### EXTRACTED TEXT

All of lore.kernel.org
 help / color / mirror / Atom feed
From: Tvrtko Ursulin <tvrtko.ursulin@linux.intel.com>
To: Chris Wilson <chris@chris-wilson.co.uk>, intel-gfx@lists.freedesktop.org
Subject: Re: [PATCH 4/6] drm/i915/ringbuffer: Move irq seqno barrier to the GPU for gen7
Date: Mon, 31 Dec 2018 10:43:07 +0000	[thread overview]
Message-ID: <8a4a057e-c784-2466-66ff-e69055200426@linux.intel.com> (raw)
In-Reply-To: <20181228171641.16531-4-chris@chris-wilson.co.uk>


On 28/12/2018 17:16, Chris Wilson wrote:
> The irq_seqno_barrier is a tradeoff between doing work on every request
> (on the GPU) and doing work after every interrupt (on the CPU). We
> presume we have many more requests than interrupts! However, the current
> w/a for Ivybridge is an implicit delay that currently fails sporadically
> and consistently if we move the w/a into the irq handler itself. This
> makes the CPU barrier untenable for upcoming interrupt handler changes
> and so we need to replace it with a delay on the GPU before we send the
> MI_USER_INTERRUPT. As it turns out that delay is 32x MI_STORE_DWORD_IMM,
> or about 0.6us per request! Quite nasty, but the lesser of two evils
> looking to the future.
> 
> Testcase: igt/gem_sync
> Signed-off-by: Chris Wilson <chris@chris-wilson.co.uk>
> ---
>   drivers/gpu/drm/i915/intel_ringbuffer.c | 80 ++++++++++++++-----------
>   1 file changed, 44 insertions(+), 36 deletions(-)

######
### PROVIDED DATA

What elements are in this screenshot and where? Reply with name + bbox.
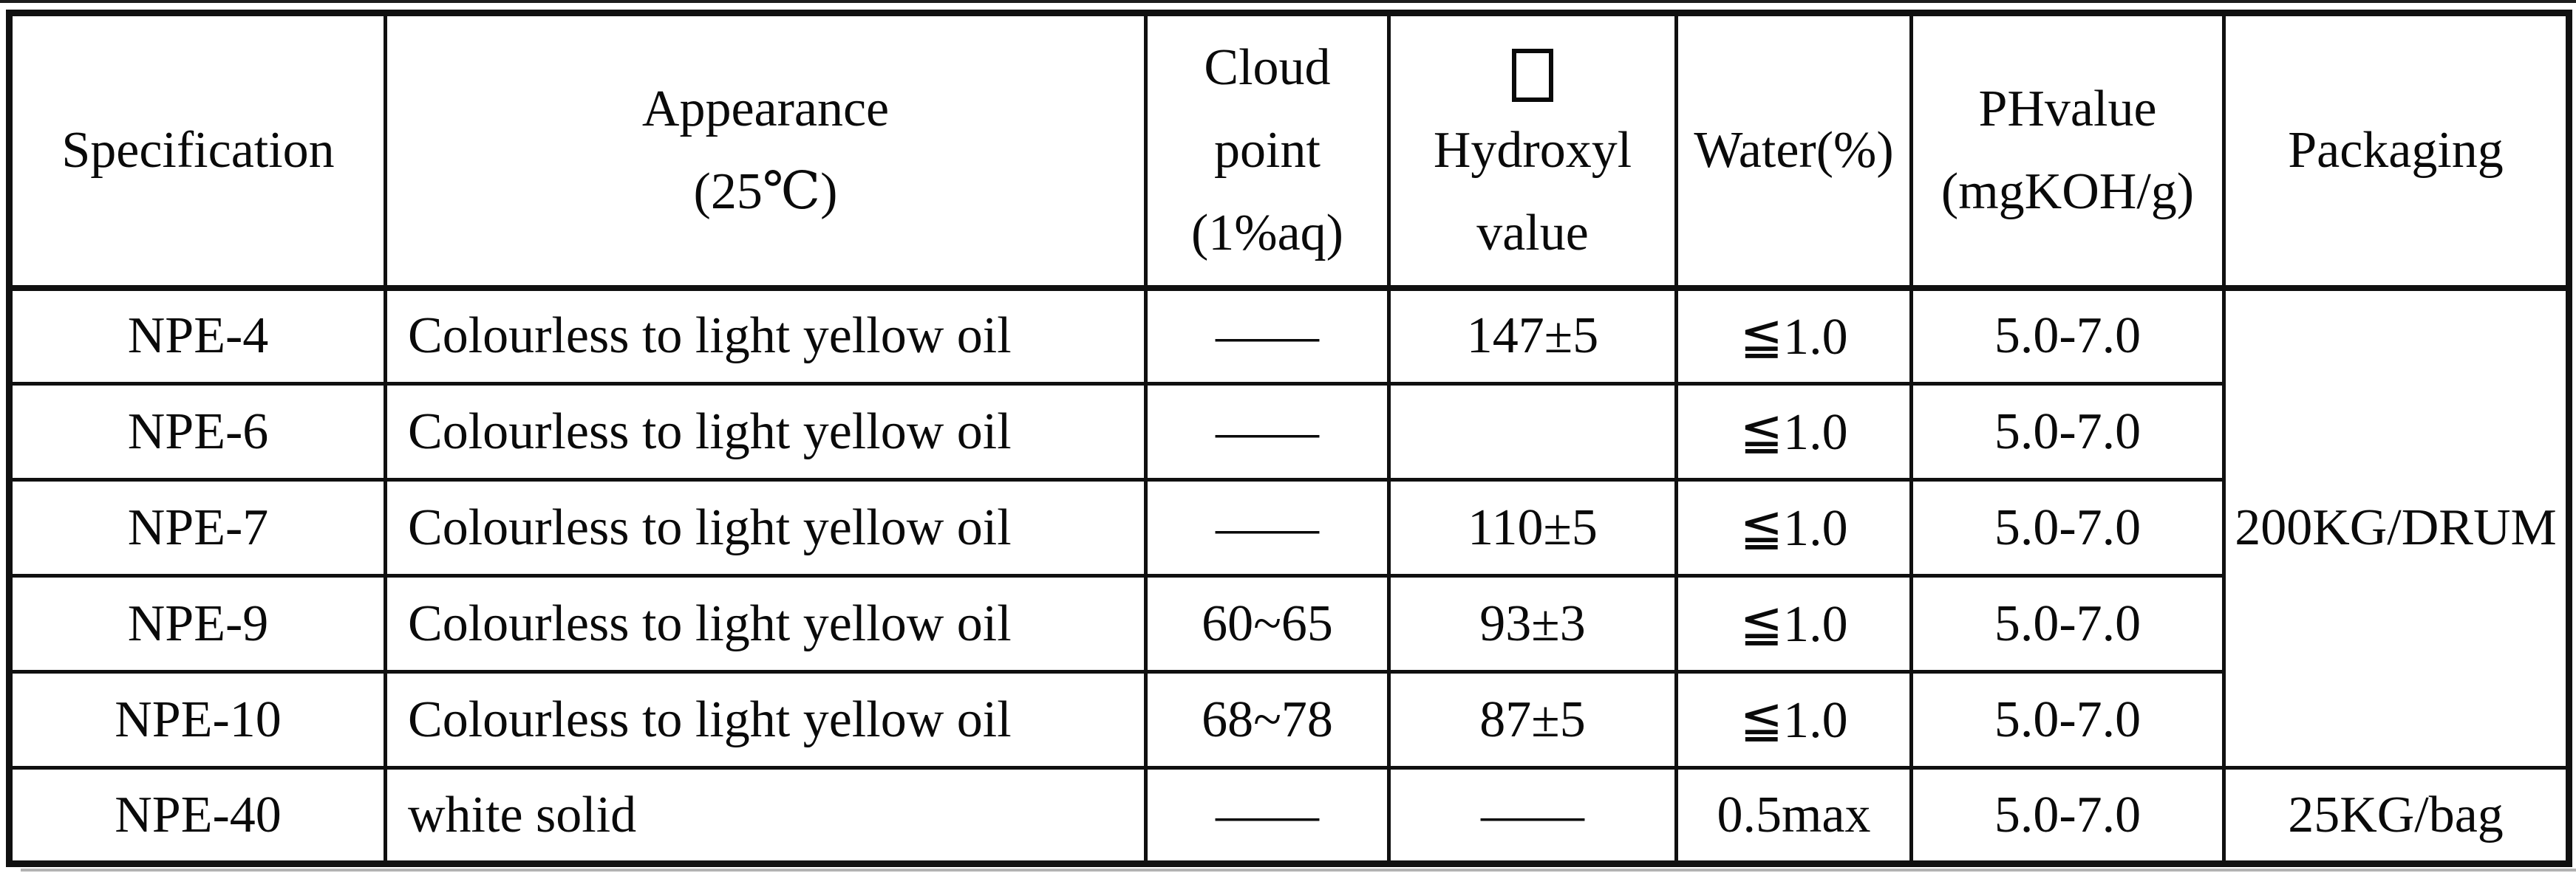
cell-hydroxyl-value: 93±3: [1387, 574, 1678, 674]
cell-spec: NPE-10: [7, 670, 387, 770]
table-row-npe-4: NPE-4 Colourless to light yellow oil —— …: [7, 286, 2571, 770]
cell-spec: NPE-4: [7, 286, 387, 386]
cell-ph: 5.0-7.0: [1909, 574, 2226, 674]
header-water: Water(%): [1674, 11, 1913, 291]
cell-water: ≦1.0: [1674, 286, 1913, 386]
cell-cloud-point: ——: [1144, 382, 1391, 482]
cell-water: ≦1.0: [1674, 478, 1913, 578]
cell-appearance: Colourless to light yellow oil: [384, 574, 1148, 674]
cell-water: ≦1.0: [1674, 382, 1913, 482]
top-edge-rule: [0, 0, 2576, 3]
table-row-npe-10: NPE-10 Colourless to light yellow oil 68…: [7, 670, 2569, 770]
cell-appearance: Colourless to light yellow oil: [384, 382, 1148, 482]
table-row-npe-6: NPE-6 Colourless to light yellow oil —— …: [7, 382, 2569, 482]
cell-ph: 5.0-7.0: [1909, 382, 2226, 482]
cell-packaging-bag: 25KG/bag: [2222, 766, 2571, 866]
cell-appearance: Colourless to light yellow oil: [384, 286, 1148, 386]
table-row-npe-40: NPE-40 white solid —— —— 0.5max 5.0-7.0 …: [7, 766, 2571, 866]
table-row-npe-7: NPE-7 Colourless to light yellow oil —— …: [7, 478, 2569, 578]
cell-hydroxyl-value: 87±5: [1387, 670, 1678, 770]
cell-appearance: Colourless to light yellow oil: [384, 670, 1148, 770]
cell-cloud-point: 60~65: [1144, 574, 1391, 674]
cell-hydroxyl-value: ——: [1387, 766, 1678, 866]
cell-packaging-drum: 200KG/DRUM: [2222, 286, 2571, 770]
cell-cloud-point: ——: [1144, 478, 1391, 578]
cell-spec: NPE-40: [7, 766, 387, 866]
cell-hydroxyl-value: [1387, 382, 1678, 482]
spec-table: Specification Appearance (25℃) Cloud poi…: [6, 10, 2572, 867]
header-row: Specification Appearance (25℃) Cloud poi…: [7, 11, 2571, 291]
cell-ph: 5.0-7.0: [1909, 670, 2226, 770]
cell-cloud-point: 68~78: [1144, 670, 1391, 770]
cell-ph: 5.0-7.0: [1909, 478, 2226, 578]
cell-spec: NPE-9: [7, 574, 387, 674]
cell-water: ≦1.0: [1674, 574, 1913, 674]
cell-appearance: Colourless to light yellow oil: [384, 478, 1148, 578]
header-specification-label: Specification: [61, 122, 335, 179]
cell-hydroxyl-value: 110±5: [1387, 478, 1678, 578]
bottom-edge-rule: [21, 869, 2576, 872]
header-hydroxyl-value: Hydroxyl value: [1387, 11, 1678, 291]
table-row-npe-9: NPE-9 Colourless to light yellow oil 60~…: [7, 574, 2569, 674]
header-cloud-point: Cloud point (1%aq): [1144, 11, 1391, 291]
cell-cloud-point: ——: [1144, 286, 1391, 386]
cell-cloud-point: ——: [1144, 766, 1391, 866]
cell-water: 0.5max: [1674, 766, 1913, 866]
header-ph-value: PHvalue (mgKOH/g): [1909, 11, 2226, 291]
cell-spec: NPE-6: [7, 382, 387, 482]
cell-hydroxyl-value: 147±5: [1387, 286, 1678, 386]
missing-glyph-box-icon: [1512, 48, 1553, 102]
cell-ph: 5.0-7.0: [1909, 286, 2226, 386]
header-appearance: Appearance (25℃): [384, 11, 1148, 291]
cell-spec: NPE-7: [7, 478, 387, 578]
cell-ph: 5.0-7.0: [1909, 766, 2226, 866]
header-packaging: Packaging: [2222, 11, 2571, 291]
cell-water: ≦1.0: [1674, 670, 1913, 770]
cell-appearance: white solid: [384, 766, 1148, 866]
header-specification: Specification: [7, 11, 387, 291]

######

_WRITTEN PROBLEM A_
In the mailing-list message, roughly how much delay per request does the GPU workaround add?
_WRITTEN PROBLEM B_
Reproduce the lines of the records from the one containing "cell-hydroxyl-value: 93±3: [1387, 574, 1678, 674]" up to and including the one containing "cell-cloud-point: ——: [1144, 286, 1391, 386]".

_FINAL RESULT A_
About 0.6us per request.

_FINAL RESULT B_
cell-hydroxyl-value: 93±3: [1387, 574, 1678, 674]
cell-spec: NPE-10: [7, 670, 387, 770]
table-row-npe-4: NPE-4 Colourless to light yellow oil —— …: [7, 286, 2571, 770]
cell-spec: NPE-4: [7, 286, 387, 386]
cell-ph: 5.0-7.0: [1909, 574, 2226, 674]
header-water: Water(%): [1674, 11, 1913, 291]
cell-water: ≦1.0: [1674, 286, 1913, 386]
cell-cloud-point: ——: [1144, 382, 1391, 482]
cell-water: ≦1.0: [1674, 478, 1913, 578]
cell-appearance: Colourless to light yellow oil: [384, 574, 1148, 674]
cell-water: ≦1.0: [1674, 382, 1913, 482]
top-edge-rule: [0, 0, 2576, 3]
table-row-npe-10: NPE-10 Colourless to light yellow oil 68…: [7, 670, 2569, 770]
cell-appearance: Colourless to light yellow oil: [384, 382, 1148, 482]
table-row-npe-6: NPE-6 Colourless to light yellow oil —— …: [7, 382, 2569, 482]
cell-ph: 5.0-7.0: [1909, 382, 2226, 482]
cell-packaging-bag: 25KG/bag: [2222, 766, 2571, 866]
cell-appearance: Colourless to light yellow oil: [384, 286, 1148, 386]
table-row-npe-40: NPE-40 white solid —— —— 0.5max 5.0-7.0 …: [7, 766, 2571, 866]
table-row-npe-7: NPE-7 Colourless to light yellow oil —— …: [7, 478, 2569, 578]
cell-hydroxyl-value: 87±5: [1387, 670, 1678, 770]
cell-appearance: Colourless to light yellow oil: [384, 670, 1148, 770]
cell-cloud-point: 60~65: [1144, 574, 1391, 674]
cell-hydroxyl-value: ——: [1387, 766, 1678, 866]
cell-packaging-drum: 200KG/DRUM: [2222, 286, 2571, 770]
cell-cloud-point: ——: [1144, 478, 1391, 578]
cell-spec: NPE-40: [7, 766, 387, 866]
cell-hydroxyl-value: [1387, 382, 1678, 482]
spec-table: Specification Appearance (25℃) Cloud poi…: [6, 10, 2572, 867]
header-row: Specification Appearance (25℃) Cloud poi…: [7, 11, 2571, 291]
cell-ph: 5.0-7.0: [1909, 670, 2226, 770]
cell-cloud-point: 68~78: [1144, 670, 1391, 770]
cell-ph: 5.0-7.0: [1909, 478, 2226, 578]
cell-spec: NPE-9: [7, 574, 387, 674]
cell-water: ≦1.0: [1674, 574, 1913, 674]
cell-appearance: Colourless to light yellow oil: [384, 478, 1148, 578]
header-specification-label: Specification: [61, 122, 335, 179]
cell-hydroxyl-value: 110±5: [1387, 478, 1678, 578]
bottom-edge-rule: [21, 869, 2576, 872]
header-hydroxyl-value: Hydroxyl value: [1387, 11, 1678, 291]
table-row-npe-9: NPE-9 Colourless to light yellow oil 60~…: [7, 574, 2569, 674]
header-cloud-point: Cloud point (1%aq): [1144, 11, 1391, 291]
cell-cloud-point: ——: [1144, 286, 1391, 386]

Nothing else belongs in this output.